What you are asked to do >>
Copy each line of the records that contains the word "Specifications".

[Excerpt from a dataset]
━━━━━━━━
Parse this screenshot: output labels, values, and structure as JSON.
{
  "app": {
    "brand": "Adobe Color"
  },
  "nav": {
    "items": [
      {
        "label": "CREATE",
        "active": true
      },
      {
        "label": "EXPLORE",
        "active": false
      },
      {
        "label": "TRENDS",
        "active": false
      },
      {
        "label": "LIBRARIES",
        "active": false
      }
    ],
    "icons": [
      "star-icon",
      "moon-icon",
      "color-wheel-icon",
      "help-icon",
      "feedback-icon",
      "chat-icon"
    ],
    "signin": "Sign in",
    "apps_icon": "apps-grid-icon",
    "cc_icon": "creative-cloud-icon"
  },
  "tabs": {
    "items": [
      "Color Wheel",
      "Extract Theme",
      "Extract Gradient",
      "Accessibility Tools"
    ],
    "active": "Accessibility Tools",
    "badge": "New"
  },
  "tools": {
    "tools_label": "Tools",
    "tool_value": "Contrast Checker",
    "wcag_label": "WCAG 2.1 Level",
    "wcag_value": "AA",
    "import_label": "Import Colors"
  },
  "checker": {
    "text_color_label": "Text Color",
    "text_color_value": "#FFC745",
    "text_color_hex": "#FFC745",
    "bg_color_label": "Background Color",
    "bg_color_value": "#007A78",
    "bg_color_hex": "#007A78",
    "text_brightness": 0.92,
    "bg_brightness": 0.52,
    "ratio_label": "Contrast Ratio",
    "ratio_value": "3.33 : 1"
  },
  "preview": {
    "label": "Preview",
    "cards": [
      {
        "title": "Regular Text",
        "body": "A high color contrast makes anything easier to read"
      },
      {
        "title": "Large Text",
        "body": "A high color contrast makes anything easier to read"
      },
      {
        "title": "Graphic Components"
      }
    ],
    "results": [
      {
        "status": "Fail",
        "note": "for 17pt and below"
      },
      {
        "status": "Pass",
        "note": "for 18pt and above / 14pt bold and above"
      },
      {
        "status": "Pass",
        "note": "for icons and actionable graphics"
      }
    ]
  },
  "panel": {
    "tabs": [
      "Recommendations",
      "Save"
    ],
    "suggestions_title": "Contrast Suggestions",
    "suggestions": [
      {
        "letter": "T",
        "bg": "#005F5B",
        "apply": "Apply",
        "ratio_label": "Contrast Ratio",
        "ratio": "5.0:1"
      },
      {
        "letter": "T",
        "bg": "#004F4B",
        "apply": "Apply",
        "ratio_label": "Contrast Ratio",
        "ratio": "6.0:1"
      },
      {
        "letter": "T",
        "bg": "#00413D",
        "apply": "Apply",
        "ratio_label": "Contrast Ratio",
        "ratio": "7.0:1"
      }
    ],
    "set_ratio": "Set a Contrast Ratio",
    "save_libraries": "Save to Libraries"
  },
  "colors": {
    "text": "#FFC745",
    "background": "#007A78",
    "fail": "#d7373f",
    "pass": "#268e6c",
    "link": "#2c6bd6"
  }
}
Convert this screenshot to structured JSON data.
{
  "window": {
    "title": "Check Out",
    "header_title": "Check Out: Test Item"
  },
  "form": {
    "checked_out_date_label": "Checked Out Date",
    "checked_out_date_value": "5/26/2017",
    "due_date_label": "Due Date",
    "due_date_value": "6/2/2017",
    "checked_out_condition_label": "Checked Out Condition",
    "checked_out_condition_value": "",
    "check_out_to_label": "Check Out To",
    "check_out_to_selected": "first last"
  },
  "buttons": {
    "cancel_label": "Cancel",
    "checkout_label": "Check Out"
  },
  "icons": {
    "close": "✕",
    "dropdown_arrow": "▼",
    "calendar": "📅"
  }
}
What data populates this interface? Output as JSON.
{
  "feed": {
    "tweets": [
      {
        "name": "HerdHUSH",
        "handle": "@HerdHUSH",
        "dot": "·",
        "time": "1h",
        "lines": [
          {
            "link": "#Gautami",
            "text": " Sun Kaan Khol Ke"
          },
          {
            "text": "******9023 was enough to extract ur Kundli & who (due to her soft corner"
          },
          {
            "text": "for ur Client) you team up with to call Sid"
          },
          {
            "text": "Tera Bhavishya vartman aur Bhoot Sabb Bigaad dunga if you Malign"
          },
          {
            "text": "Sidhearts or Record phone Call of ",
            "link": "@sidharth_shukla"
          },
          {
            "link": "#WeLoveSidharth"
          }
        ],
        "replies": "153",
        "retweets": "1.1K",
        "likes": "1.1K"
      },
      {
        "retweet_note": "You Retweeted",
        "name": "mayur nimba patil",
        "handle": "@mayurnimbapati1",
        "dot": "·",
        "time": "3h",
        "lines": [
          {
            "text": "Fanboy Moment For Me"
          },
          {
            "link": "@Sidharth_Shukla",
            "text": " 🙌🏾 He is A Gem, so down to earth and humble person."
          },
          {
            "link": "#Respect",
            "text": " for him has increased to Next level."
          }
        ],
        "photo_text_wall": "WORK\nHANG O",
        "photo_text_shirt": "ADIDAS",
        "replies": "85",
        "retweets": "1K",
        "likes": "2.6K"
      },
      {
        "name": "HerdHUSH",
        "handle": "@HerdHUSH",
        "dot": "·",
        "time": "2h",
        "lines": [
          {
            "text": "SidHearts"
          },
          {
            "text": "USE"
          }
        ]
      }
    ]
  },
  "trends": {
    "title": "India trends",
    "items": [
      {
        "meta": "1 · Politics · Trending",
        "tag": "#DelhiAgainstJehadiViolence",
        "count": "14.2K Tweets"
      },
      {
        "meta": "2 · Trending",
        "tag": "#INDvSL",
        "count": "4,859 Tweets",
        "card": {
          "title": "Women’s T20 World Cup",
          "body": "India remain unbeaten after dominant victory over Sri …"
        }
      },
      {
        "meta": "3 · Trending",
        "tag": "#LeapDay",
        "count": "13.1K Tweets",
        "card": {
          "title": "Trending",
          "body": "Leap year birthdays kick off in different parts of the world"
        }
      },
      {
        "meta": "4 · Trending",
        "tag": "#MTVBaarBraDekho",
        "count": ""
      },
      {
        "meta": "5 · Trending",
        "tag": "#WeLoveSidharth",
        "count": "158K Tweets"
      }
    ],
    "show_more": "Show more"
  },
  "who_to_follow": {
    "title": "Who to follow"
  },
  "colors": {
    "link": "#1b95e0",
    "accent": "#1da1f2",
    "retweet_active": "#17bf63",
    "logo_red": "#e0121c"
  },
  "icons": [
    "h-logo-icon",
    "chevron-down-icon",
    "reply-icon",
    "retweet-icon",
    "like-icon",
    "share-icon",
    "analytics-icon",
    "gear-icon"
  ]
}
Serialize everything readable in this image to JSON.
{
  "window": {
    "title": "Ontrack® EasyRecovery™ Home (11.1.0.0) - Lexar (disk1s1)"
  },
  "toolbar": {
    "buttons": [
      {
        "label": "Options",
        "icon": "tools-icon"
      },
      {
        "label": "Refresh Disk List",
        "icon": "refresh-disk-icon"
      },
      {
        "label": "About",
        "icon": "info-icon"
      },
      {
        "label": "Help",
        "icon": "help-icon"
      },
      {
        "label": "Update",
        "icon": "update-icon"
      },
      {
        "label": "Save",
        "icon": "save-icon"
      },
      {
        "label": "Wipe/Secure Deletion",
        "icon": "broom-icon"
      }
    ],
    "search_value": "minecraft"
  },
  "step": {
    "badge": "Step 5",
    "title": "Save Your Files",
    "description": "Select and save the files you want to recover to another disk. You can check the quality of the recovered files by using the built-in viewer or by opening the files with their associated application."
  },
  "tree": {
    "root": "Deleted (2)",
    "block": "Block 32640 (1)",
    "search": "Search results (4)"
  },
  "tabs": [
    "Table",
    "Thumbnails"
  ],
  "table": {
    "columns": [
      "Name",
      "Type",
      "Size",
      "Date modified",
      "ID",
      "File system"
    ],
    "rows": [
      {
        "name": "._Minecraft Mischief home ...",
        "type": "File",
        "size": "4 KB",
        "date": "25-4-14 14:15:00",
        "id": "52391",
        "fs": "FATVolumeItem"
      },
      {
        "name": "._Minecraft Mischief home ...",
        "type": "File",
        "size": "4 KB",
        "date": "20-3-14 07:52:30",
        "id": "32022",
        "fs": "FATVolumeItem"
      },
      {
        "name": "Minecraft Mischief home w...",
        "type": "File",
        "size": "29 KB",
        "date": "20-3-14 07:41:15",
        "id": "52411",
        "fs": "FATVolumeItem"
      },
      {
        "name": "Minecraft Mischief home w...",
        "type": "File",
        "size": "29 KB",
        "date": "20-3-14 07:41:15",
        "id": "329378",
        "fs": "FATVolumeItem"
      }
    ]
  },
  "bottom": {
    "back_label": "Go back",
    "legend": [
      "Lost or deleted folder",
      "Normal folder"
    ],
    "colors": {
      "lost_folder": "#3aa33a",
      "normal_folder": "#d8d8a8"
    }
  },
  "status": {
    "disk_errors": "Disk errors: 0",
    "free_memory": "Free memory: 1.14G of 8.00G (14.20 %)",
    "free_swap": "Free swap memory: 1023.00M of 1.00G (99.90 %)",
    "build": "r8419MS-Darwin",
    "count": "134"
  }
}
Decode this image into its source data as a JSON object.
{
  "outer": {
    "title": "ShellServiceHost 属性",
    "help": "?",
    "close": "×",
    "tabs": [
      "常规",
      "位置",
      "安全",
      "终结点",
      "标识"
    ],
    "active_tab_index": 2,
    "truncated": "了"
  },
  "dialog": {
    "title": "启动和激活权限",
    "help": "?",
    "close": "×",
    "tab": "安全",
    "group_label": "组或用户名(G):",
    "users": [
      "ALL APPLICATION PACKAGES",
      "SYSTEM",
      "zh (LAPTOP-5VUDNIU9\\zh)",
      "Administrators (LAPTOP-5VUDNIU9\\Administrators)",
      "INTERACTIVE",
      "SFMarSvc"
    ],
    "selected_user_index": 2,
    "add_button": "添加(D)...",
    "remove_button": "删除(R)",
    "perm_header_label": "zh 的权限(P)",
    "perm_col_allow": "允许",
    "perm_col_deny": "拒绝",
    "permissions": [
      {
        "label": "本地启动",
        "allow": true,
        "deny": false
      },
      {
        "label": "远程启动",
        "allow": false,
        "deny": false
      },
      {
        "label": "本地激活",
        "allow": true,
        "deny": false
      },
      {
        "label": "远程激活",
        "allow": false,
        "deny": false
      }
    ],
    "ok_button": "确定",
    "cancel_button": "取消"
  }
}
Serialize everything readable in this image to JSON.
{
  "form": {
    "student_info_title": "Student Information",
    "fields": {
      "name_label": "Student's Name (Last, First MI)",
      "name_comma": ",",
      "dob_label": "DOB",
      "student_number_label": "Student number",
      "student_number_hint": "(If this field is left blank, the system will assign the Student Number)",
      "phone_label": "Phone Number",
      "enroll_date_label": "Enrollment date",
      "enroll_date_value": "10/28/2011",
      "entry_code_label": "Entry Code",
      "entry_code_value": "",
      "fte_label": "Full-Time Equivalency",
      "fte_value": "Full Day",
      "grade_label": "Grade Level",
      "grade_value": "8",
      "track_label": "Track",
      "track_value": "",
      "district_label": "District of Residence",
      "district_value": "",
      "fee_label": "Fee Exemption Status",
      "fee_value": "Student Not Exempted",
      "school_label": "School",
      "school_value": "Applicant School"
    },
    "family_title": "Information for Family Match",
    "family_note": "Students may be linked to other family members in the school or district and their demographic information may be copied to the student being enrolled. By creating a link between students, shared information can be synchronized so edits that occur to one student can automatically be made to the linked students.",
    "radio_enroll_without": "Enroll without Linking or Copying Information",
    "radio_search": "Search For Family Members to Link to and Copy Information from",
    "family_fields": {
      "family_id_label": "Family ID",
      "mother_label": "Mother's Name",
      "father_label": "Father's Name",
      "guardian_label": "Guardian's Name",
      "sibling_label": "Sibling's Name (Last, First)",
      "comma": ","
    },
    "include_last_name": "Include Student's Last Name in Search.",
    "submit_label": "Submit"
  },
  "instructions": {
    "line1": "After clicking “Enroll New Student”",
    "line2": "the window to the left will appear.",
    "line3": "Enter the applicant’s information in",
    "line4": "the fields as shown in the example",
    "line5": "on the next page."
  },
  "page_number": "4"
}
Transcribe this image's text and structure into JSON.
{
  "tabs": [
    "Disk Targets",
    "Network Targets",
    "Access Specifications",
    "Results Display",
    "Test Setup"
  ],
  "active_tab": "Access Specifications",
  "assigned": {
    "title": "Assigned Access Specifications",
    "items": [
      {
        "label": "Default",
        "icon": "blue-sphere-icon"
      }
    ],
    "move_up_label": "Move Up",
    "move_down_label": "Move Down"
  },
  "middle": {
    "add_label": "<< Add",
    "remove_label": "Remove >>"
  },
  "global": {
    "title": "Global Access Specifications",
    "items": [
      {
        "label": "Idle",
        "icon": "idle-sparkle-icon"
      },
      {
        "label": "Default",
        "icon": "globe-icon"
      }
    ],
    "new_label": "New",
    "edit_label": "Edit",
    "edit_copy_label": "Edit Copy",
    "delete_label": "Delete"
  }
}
━━━━━━━━
Result of this exercise >>
    "Access Specifications",
  "active_tab": "Access Specifications",
    "title": "Assigned Access Specifications",
    "title": "Global Access Specifications",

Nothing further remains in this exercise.